• TEXTO PARA LEITURA:
____________________
O fato é que após ganharem livro
(e filme), “Tia Ciata e seus amigos” foram adotados pela historiografia
posterior com pouca cautela:
A imagem de uma comunidade baiana
forte, numerosa – e, se não livre de disputas internas, por certo unida em
torno de sua formação cultural – é bastante
sedutora, mas a verdade é que esta centralidade baiana tem sido muito mais
afirmada do que demonstrada. (GOMES, 2004, p. 179)
O argumento central do artigo,
que visa analisar os pressupostos dessa valorização dos amigos de Tia Ciata
como formadores do universo cultural carioca, é de que por mais que tivessem
sido importantes os baianos migrados para o Rio de Janeiro, eles necessariamente
dialogaram com outros grupos e tradições, sendo o carnaval e demais atividades
culturais populares fruto de uma criação coletiva mais ampla.
Na tentativa de compreender a
proeminência desse grupo baiano na comunidade negra, Tiago Gomes diz que a
argumentação da importância desse grupo ancora-se basicamente na idéia de uma
grande migração de Salvador para o Rio de Janeiro entre fins do século XIX e
início do XX. Argumento que critica citando dados demográfico sobre migração
interprovincial utilizados por Robert Slenes que não garantem a sustentação de uma
“diáspora baiana” para a Capital. A crítica do autor que mais nos interessa e
contribui para repensar o nosso tema é a importância das tias baianas na
comunidade negra do Rio de Janeiro. Roberto Moura afirma terem sido elas o
esteio da comunidade tendo como razão principal o fato delas, através de seus
ofícios de quituteiras, tecerem uma ampla rede de contatos sociais que lhes
dariam posição de poder no interior da comunidade. Esta rede de contatos
garantiria segurança ao grupo e liberdade à comunidade baiana, o que traria
como consequência a possibilidade deles
manterem suas práticas culturais.
A base de fontes de Roberto Moura
é oral. São depoimentos dos descendentes desse grupo baiano. Dessa forma, Tiago
Gomes ressalta a carência de entrecruzamento de outros tipos de fontes
independentes, eu diria até mesmo de outros relatos, dizendo, por fim, que a centralidade
desse grupo de migrantes repousa, historiograficamente, em bases frágeis. E que
tal atribuição de importância tem sido pouco pesquisada e muito repetida,
ocasionando a falta de conhecimento sobre esse grupo e suas relações, tanto
relações internas, quanto com a outros grupos. Dois questionamentos do autor
evidenciam tal desconhecimento por não terem sido respondidos de modo
convincente: De que forma eram vistos os “baianos” por outros grupos sociais e
quais seriam as fronteiras dessa “comunidade baiana”.
____________________
• TRABALHO A CONCLUIR:
A - No texto sobre a comunidade baiana no Rio de Janeiro, qual é a base de fontes de Roberto Moura?
B - Quais pessoas são mencionadas pelo nome no texto sobre a comunidade baiana no Rio de Janeiro? Liste todas.
C - Continue o texto sobre Tia Ciata e a comunidade baiana a partir do ponto em que ele termina.

• DADOS:
____________________
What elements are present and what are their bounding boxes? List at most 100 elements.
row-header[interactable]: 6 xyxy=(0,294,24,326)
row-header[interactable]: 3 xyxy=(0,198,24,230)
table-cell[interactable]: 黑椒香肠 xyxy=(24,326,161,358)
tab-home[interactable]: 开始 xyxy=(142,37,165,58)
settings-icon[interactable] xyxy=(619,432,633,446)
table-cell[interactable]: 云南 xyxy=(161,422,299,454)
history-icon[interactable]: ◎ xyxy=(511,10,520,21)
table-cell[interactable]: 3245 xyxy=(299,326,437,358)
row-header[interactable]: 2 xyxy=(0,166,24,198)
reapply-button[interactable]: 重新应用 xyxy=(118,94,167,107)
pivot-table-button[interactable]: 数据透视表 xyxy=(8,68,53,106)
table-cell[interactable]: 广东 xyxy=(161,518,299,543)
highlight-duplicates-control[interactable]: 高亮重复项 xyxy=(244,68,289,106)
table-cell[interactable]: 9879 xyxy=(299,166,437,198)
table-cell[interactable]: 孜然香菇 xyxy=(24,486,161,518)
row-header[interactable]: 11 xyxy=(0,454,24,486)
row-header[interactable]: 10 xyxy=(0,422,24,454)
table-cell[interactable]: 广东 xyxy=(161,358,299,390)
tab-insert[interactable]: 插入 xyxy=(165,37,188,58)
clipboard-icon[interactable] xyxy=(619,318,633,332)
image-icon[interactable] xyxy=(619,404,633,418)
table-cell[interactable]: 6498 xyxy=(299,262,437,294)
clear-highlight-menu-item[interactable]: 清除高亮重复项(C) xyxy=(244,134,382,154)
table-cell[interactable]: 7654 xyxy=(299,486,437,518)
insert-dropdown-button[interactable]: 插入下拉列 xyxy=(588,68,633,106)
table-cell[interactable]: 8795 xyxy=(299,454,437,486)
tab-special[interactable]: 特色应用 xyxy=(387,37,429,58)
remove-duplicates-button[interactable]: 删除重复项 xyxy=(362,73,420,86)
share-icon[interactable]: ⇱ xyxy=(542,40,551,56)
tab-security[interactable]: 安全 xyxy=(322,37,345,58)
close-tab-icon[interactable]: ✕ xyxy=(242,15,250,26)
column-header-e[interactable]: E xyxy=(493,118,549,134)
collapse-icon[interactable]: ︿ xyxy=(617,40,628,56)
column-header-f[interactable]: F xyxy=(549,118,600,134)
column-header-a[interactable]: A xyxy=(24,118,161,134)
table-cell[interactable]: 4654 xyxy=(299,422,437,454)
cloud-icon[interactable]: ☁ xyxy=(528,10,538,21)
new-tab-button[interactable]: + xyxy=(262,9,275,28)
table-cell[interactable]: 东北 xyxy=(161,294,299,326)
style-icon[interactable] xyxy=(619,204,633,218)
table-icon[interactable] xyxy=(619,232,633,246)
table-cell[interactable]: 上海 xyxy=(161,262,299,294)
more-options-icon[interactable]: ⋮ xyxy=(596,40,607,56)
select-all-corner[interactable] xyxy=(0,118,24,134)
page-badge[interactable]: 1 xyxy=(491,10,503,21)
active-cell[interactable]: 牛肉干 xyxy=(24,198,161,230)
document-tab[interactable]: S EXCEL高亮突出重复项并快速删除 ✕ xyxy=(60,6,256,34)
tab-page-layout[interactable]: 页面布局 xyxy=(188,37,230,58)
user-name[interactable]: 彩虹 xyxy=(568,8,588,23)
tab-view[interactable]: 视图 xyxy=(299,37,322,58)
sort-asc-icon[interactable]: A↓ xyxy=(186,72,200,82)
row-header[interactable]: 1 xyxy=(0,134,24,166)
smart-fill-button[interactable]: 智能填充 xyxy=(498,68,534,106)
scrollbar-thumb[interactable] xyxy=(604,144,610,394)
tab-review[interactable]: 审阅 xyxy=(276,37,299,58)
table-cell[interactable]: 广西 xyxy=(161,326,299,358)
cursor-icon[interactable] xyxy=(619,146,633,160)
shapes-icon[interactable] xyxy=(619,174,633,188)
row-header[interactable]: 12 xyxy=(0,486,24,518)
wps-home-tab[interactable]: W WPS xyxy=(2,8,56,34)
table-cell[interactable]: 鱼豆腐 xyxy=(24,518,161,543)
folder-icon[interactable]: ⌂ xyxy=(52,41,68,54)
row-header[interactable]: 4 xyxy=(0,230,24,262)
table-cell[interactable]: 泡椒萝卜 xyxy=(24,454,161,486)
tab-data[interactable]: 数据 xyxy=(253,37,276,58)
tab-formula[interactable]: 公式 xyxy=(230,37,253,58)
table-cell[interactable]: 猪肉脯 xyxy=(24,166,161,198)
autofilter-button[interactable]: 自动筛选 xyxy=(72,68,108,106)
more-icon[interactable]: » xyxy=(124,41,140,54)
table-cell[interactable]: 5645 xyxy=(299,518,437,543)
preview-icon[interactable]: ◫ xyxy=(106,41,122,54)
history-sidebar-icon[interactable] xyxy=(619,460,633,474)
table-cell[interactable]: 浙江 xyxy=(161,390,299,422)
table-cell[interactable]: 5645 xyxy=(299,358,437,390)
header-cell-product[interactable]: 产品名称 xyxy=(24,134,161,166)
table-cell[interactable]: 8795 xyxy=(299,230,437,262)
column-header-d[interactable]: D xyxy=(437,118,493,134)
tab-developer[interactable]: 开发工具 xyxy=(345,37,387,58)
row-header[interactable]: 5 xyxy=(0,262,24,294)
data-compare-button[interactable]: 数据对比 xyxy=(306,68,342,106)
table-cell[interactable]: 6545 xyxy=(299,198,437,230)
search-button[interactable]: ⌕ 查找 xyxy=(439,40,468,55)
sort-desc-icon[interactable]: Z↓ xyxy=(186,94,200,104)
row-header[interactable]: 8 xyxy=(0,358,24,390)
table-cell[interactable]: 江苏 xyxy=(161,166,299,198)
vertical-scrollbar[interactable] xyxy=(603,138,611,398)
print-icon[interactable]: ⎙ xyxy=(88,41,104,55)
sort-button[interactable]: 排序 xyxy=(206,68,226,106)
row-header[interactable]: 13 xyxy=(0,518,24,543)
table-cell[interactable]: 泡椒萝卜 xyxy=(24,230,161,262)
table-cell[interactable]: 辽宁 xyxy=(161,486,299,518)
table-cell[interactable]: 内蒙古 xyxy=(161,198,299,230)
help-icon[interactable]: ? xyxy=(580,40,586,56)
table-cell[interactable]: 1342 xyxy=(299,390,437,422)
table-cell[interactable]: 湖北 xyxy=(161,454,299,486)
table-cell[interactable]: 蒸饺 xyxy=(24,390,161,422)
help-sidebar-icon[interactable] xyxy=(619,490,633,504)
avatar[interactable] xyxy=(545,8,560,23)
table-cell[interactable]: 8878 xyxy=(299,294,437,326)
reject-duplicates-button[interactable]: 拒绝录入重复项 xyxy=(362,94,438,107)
____________________
• RESPOSTAS POR TAREFA:
A - É oral: depoimentos dos descendentes desse grupo baiano.

B -
- Tia Ciata
- Tiago Gomes
- Robert Slenes
- Roberto Moura

C -
A Assiata de João do Rio está
longe da imagem doce e batalhadora da Tia Ciata de Roberto Moura. No capítulo
sobre os feiticeiros, ela é citada novamente ganhando a alcunha de “Assiata, outra exploradora”. Contudo, o
trecho que define a personagem pelas palavras do jornalista encontra-se no
capítulo A Casa das Almas:
A morte e a loucura nem sempre se
limitam ao estreito meio dos negros. As beberragens e o pavor atuam
suficientemente nas pessoas que os freqüentam. A Assiata, uma negra baixa, fula
e presunçosa, moradora à rua da Alfândega, dizem os da sua roda que pôs doida
uma senhora distinta, dando-lhe mistura para certas moléstias do útero. (RIO,
2006 p. 65/66)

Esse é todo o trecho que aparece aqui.